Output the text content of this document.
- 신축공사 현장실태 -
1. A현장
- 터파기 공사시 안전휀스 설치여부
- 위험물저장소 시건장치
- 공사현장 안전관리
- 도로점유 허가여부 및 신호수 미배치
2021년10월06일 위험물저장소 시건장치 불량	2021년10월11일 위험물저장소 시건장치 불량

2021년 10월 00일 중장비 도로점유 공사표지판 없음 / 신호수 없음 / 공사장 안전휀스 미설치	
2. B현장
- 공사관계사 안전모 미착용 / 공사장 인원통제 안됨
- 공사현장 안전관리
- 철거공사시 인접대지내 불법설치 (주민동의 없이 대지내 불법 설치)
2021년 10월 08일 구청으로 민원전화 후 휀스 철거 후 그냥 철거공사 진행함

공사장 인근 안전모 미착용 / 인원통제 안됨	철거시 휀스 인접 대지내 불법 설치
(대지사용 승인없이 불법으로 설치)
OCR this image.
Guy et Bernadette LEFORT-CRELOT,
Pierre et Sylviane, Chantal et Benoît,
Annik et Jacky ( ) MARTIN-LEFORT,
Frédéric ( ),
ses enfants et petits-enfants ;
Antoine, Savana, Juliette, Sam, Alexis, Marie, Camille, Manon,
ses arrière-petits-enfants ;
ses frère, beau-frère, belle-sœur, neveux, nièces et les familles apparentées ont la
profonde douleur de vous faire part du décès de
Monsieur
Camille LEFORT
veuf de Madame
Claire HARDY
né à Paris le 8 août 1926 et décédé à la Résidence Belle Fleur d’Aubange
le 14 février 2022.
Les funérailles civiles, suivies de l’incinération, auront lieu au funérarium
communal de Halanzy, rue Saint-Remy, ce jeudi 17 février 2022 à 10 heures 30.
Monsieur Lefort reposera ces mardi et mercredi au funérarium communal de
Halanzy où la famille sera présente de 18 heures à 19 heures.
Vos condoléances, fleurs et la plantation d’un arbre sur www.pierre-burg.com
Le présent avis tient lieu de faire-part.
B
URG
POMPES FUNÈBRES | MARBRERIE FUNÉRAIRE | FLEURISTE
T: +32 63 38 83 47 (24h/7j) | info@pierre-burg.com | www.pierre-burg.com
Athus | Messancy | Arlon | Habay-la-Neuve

━━━━━━

Would you restate each of the entries word for word?

Answer to this problem
Output the text content of this document.
- 신축공사 현장실태 -
1. A현장
- 터파기 공사시 안전휀스 설치여부
- 위험물저장소 시건장치
- 공사현장 안전관리
- 도로점유 허가여부 및 신호수 미배치
2021년10월06일 위험물저장소 시건장치 불량	2021년10월11일 위험물저장소 시건장치 불량

2021년 10월 00일 중장비 도로점유 공사표지판 없음 / 신호수 없음 / 공사장 안전휀스 미설치	
2. B현장
- 공사관계사 안전모 미착용 / 공사장 인원통제 안됨
- 공사현장 안전관리
- 철거공사시 인접대지내 불법설치 (주민동의 없이 대지내 불법 설치)
2021년 10월 08일 구청으로 민원전화 후 휀스 철거 후 그냥 철거공사 진행함

공사장 인근 안전모 미착용 / 인원통제 안됨	철거시 휀스 인접 대지내 불법 설치
(대지사용 승인없이 불법으로 설치)
OCR this image.
Guy et Bernadette LEFORT-CRELOT,
Pierre et Sylviane, Chantal et Benoît,
Annik et Jacky ( ) MARTIN-LEFORT,
Frédéric ( ),
ses enfants et petits-enfants ;
Antoine, Savana, Juliette, Sam, Alexis, Marie, Camille, Manon,
ses arrière-petits-enfants ;
ses frère, beau-frère, belle-sœur, neveux, nièces et les familles apparentées ont la
profonde douleur de vous faire part du décès de
Monsieur
Camille LEFORT
veuf de Madame
Claire HARDY
né à Paris le 8 août 1926 et décédé à la Résidence Belle Fleur d’Aubange
le 14 février 2022.
Les funérailles civiles, suivies de l’incinération, auront lieu au funérarium
communal de Halanzy, rue Saint-Remy, ce jeudi 17 février 2022 à 10 heures 30.
Monsieur Lefort reposera ces mardi et mercredi au funérarium communal de
Halanzy où la famille sera présente de 18 heures à 19 heures.
Vos condoléances, fleurs et la plantation d’un arbre sur www.pierre-burg.com
Le présent avis tient lieu de faire-part.
B
URG
POMPES FUNÈBRES | MARBRERIE FUNÉRAIRE | FLEURISTE
T: +32 63 38 83 47 (24h/7j) | info@pierre-burg.com | www.pierre-burg.com
Athus | Messancy | Arlon | Habay-la-Neuve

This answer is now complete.